--- Task inputs ---

***

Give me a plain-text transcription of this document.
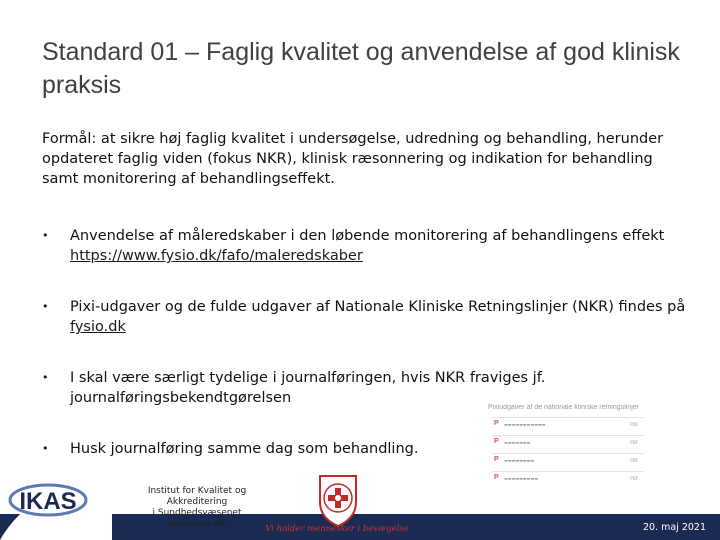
Standard 01 – Faglig kvalitet og anvendelse af god klinisk praksis
Formål: at sikre høj faglig kvalitet i undersøgelse, udredning og behandling, herunder opdateret faglig viden (fokus NKR), klinisk ræsonnering og indikation for behandling samt monitorering af behandlingseffekt.
• Anvendelse af måleredskaber i den løbende monitorering af behandlingens effekt https://www.fysio.dk/fafo/maleredskaber
• Pixi-udgaver og de fulde udgaver af Nationale Kliniske Retningslinjer (NKR) findes på fysio.dk
• I skal være særligt tydelige i journalføringen, hvis NKR fraviges jf. journalføringsbekendtgørelsen
• Husk journalføring samme dag som behandling.
Pixiudgaver af de nationale kliniske retningslinjer
P ▬▬▬▬▬▬▬▬▬▬▬	PDF
P ▬▬▬▬▬▬▬	PDF
P ▬▬▬▬▬▬▬▬	PDF
P ▬▬▬▬▬▬▬▬▬	PDF
IKAS	Institut for Kvalitet og Akkreditering
i Sundhedsvæsenet
www.ikas.dk	Vi holder mennesker i bevægelse	20. maj 2021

***

--- Problem to solve ---
Write the number of lines containing the word "fysio" and nothing besides it.

--- Finished exercise ---
2